**** SUPPLIED ENTRIES
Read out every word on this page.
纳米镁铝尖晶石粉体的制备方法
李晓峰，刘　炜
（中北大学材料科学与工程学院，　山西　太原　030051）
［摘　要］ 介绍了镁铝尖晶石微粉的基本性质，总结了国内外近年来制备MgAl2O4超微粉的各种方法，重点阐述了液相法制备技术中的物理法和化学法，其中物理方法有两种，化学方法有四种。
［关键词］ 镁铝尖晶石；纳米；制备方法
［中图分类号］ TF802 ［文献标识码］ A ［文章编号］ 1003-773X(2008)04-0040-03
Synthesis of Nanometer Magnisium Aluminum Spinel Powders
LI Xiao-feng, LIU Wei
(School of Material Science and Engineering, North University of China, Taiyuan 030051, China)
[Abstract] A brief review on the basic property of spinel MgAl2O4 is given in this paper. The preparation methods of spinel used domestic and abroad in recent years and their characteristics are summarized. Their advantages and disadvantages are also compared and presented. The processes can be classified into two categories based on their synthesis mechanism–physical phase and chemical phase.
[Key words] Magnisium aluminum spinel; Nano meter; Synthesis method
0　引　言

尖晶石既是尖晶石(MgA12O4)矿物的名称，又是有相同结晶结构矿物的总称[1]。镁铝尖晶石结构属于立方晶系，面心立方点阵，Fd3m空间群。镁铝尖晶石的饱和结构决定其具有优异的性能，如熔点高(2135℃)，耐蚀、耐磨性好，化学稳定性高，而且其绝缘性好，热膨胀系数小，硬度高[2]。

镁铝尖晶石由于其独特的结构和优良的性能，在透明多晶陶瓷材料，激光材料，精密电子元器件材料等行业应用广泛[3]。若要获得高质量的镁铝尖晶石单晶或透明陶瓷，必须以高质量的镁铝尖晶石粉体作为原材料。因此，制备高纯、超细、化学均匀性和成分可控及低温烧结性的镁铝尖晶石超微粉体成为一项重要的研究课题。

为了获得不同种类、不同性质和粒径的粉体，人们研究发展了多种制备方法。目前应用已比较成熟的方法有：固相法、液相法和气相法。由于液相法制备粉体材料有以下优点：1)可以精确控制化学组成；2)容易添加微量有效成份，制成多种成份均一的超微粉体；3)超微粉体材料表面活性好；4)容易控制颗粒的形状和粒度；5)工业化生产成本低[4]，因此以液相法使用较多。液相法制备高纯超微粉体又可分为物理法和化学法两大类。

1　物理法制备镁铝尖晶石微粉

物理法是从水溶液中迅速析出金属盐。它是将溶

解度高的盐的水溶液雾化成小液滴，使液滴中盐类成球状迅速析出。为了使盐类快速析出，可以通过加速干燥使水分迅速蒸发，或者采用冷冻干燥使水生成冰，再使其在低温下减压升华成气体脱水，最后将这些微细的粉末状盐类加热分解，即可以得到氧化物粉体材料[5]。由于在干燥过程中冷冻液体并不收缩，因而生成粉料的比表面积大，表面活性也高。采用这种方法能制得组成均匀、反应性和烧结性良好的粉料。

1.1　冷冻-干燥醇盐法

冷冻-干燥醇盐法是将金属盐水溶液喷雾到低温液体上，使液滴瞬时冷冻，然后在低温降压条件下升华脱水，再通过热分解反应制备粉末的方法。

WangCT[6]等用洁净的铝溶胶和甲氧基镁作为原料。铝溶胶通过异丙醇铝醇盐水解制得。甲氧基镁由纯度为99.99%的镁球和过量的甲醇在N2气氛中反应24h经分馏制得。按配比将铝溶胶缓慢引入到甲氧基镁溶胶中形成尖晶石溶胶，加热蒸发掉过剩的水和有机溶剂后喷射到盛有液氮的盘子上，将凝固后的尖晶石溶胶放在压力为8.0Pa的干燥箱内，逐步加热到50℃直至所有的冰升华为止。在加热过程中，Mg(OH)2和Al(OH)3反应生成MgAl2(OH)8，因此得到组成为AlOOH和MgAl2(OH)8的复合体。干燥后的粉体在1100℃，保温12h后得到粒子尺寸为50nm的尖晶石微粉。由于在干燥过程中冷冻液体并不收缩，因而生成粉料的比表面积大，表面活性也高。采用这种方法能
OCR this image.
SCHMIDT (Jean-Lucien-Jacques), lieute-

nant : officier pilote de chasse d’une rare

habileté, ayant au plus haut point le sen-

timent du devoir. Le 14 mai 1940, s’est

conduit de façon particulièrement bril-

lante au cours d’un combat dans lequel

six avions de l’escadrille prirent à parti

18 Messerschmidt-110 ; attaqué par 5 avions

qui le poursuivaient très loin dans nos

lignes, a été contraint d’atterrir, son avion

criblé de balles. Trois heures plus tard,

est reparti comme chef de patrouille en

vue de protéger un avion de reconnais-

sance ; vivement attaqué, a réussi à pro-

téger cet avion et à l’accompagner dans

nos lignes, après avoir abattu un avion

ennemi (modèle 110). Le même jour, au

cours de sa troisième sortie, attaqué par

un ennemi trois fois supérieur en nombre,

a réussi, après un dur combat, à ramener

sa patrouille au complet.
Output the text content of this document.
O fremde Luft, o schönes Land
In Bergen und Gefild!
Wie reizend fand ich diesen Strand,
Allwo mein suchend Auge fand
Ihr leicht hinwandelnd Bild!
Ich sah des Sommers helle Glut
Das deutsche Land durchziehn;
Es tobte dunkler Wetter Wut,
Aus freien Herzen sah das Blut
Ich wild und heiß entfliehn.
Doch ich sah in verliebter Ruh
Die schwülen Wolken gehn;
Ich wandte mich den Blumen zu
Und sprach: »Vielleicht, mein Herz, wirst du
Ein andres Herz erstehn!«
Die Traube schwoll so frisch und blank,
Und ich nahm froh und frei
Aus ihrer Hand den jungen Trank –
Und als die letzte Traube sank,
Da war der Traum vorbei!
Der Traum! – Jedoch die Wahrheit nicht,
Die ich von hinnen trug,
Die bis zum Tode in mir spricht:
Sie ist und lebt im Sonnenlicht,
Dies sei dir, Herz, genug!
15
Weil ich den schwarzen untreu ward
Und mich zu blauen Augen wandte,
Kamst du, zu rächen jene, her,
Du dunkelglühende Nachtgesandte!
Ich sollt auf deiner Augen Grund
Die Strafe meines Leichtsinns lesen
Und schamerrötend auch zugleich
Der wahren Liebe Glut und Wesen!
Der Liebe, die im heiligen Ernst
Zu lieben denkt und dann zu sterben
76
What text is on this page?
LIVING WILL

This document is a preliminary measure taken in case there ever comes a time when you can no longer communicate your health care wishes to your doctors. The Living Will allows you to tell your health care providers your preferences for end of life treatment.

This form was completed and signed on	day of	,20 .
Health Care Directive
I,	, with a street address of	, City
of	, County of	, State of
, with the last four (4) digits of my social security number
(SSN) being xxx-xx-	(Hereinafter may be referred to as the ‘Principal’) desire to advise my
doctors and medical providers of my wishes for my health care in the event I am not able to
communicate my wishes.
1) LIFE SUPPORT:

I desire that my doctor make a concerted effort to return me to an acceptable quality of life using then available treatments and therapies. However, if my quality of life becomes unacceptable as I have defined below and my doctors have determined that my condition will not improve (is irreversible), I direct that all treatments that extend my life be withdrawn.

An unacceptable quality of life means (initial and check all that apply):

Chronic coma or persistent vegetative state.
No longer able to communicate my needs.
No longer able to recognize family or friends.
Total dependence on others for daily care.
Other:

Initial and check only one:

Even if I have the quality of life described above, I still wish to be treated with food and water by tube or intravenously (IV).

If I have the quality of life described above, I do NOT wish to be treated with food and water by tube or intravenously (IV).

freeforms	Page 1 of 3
********
TASK INSTRUCTIONS –
Identify every line above that includes the word "Land", and show those lines.

TASK ANSWER –
O fremde Luft, o schönes Land
Das deutsche Land durchziehn;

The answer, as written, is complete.